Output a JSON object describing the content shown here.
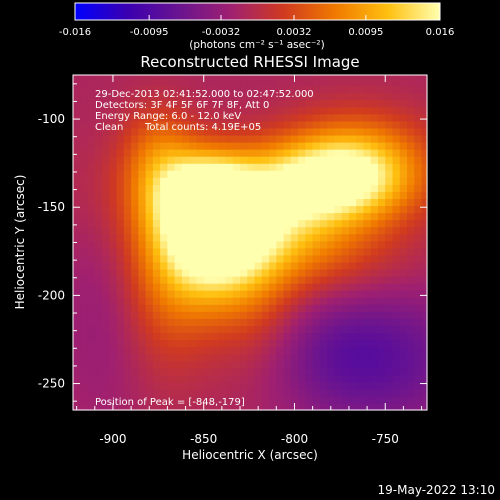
{
  "colors": {
    "background": "#000000",
    "text": "#ffffff",
    "colorbar_stops": [
      "#0000ff",
      "#3a00b0",
      "#6a1490",
      "#a02070",
      "#d03a20",
      "#f07a00",
      "#ffc010",
      "#ffffb0"
    ]
  },
  "colorbar": {
    "tick_labels": [
      "-0.016",
      "-0.0095",
      "-0.0032",
      "0.0032",
      "0.0095",
      "0.016"
    ],
    "unit_label": "(photons cm⁻² s⁻¹ asec⁻²)",
    "range": [
      -0.016,
      0.016
    ]
  },
  "chart_data": {
    "type": "heatmap",
    "title": "Reconstructed RHESSI Image",
    "xlabel": "Heliocentric X (arcsec)",
    "ylabel": "Heliocentric Y (arcsec)",
    "x_ticks": [
      "-900",
      "-850",
      "-800",
      "-750"
    ],
    "y_ticks": [
      "-100",
      "-150",
      "-200",
      "-250"
    ],
    "xlim": [
      -922,
      -727
    ],
    "ylim": [
      -265,
      -75
    ],
    "annotations": [
      "29-Dec-2013 02:41:52.000 to 02:47:52.000",
      "Detectors: 3F 4F 5F 6F 7F 8F, Att 0",
      "Energy Range: 6.0 - 12.0 keV",
      "Clean",
      "Total counts: 4.19E+05"
    ],
    "peak_label": "Position of Peak = [-848,-179]",
    "peak_position": [
      -848,
      -179
    ],
    "blobs": [
      {
        "x": -818,
        "y": -160,
        "sx": 45,
        "sy": 22,
        "rot": -15,
        "amp": 0.011
      },
      {
        "x": -845,
        "y": -170,
        "sx": 22,
        "sy": 25,
        "rot": 0,
        "amp": 0.016
      },
      {
        "x": -848,
        "y": -142,
        "sx": 18,
        "sy": 16,
        "rot": 0,
        "amp": 0.012
      },
      {
        "x": -785,
        "y": -135,
        "sx": 30,
        "sy": 16,
        "rot": 0,
        "amp": 0.013
      },
      {
        "x": -765,
        "y": -125,
        "sx": 28,
        "sy": 20,
        "rot": 0,
        "amp": 0.01
      },
      {
        "x": -875,
        "y": -120,
        "sx": 14,
        "sy": 20,
        "rot": 0,
        "amp": 0.006
      },
      {
        "x": -870,
        "y": -195,
        "sx": 18,
        "sy": 35,
        "rot": 0,
        "amp": 0.005
      },
      {
        "x": -820,
        "y": -210,
        "sx": 20,
        "sy": 30,
        "rot": 0,
        "amp": 0.004
      },
      {
        "x": -905,
        "y": -215,
        "sx": 18,
        "sy": 40,
        "rot": 0,
        "amp": -0.002
      },
      {
        "x": -790,
        "y": -230,
        "sx": 30,
        "sy": 25,
        "rot": 0,
        "amp": -0.003
      },
      {
        "x": -750,
        "y": -235,
        "sx": 35,
        "sy": 30,
        "rot": 0,
        "amp": -0.006
      }
    ]
  },
  "footer": {
    "timestamp": "19-May-2022 13:10"
  }
}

Task:
Copy every record character for character. Skip the pictures.

Result of the exercise:
Output a JSON object describing the content shown here.
{
  "colors": {
    "background": "#000000",
    "text": "#ffffff",
    "colorbar_stops": [
      "#0000ff",
      "#3a00b0",
      "#6a1490",
      "#a02070",
      "#d03a20",
      "#f07a00",
      "#ffc010",
      "#ffffb0"
    ]
  },
  "colorbar": {
    "tick_labels": [
      "-0.016",
      "-0.0095",
      "-0.0032",
      "0.0032",
      "0.0095",
      "0.016"
    ],
    "unit_label": "(photons cm⁻² s⁻¹ asec⁻²)",
    "range": [
      -0.016,
      0.016
    ]
  },
  "chart_data": {
    "type": "heatmap",
    "title": "Reconstructed RHESSI Image",
    "xlabel": "Heliocentric X (arcsec)",
    "ylabel": "Heliocentric Y (arcsec)",
    "x_ticks": [
      "-900",
      "-850",
      "-800",
      "-750"
    ],
    "y_ticks": [
      "-100",
      "-150",
      "-200",
      "-250"
    ],
    "xlim": [
      -922,
      -727
    ],
    "ylim": [
      -265,
      -75
    ],
    "annotations": [
      "29-Dec-2013 02:41:52.000 to 02:47:52.000",
      "Detectors: 3F 4F 5F 6F 7F 8F, Att 0",
      "Energy Range: 6.0 - 12.0 keV",
      "Clean",
      "Total counts: 4.19E+05"
    ],
    "peak_label": "Position of Peak = [-848,-179]",
    "peak_position": [
      -848,
      -179
    ],
    "blobs": [
      {
        "x": -818,
        "y": -160,
        "sx": 45,
        "sy": 22,
        "rot": -15,
        "amp": 0.011
      },
      {
        "x": -845,
        "y": -170,
        "sx": 22,
        "sy": 25,
        "rot": 0,
        "amp": 0.016
      },
      {
        "x": -848,
        "y": -142,
        "sx": 18,
        "sy": 16,
        "rot": 0,
        "amp": 0.012
      },
      {
        "x": -785,
        "y": -135,
        "sx": 30,
        "sy": 16,
        "rot": 0,
        "amp": 0.013
      },
      {
        "x": -765,
        "y": -125,
        "sx": 28,
        "sy": 20,
        "rot": 0,
        "amp": 0.01
      },
      {
        "x": -875,
        "y": -120,
        "sx": 14,
        "sy": 20,
        "rot": 0,
        "amp": 0.006
      },
      {
        "x": -870,
        "y": -195,
        "sx": 18,
        "sy": 35,
        "rot": 0,
        "amp": 0.005
      },
      {
        "x": -820,
        "y": -210,
        "sx": 20,
        "sy": 30,
        "rot": 0,
        "amp": 0.004
      },
      {
        "x": -905,
        "y": -215,
        "sx": 18,
        "sy": 40,
        "rot": 0,
        "amp": -0.002
      },
      {
        "x": -790,
        "y": -230,
        "sx": 30,
        "sy": 25,
        "rot": 0,
        "amp": -0.003
      },
      {
        "x": -750,
        "y": -235,
        "sx": 35,
        "sy": 30,
        "rot": 0,
        "amp": -0.006
      }
    ]
  },
  "footer": {
    "timestamp": "19-May-2022 13:10"
  }
}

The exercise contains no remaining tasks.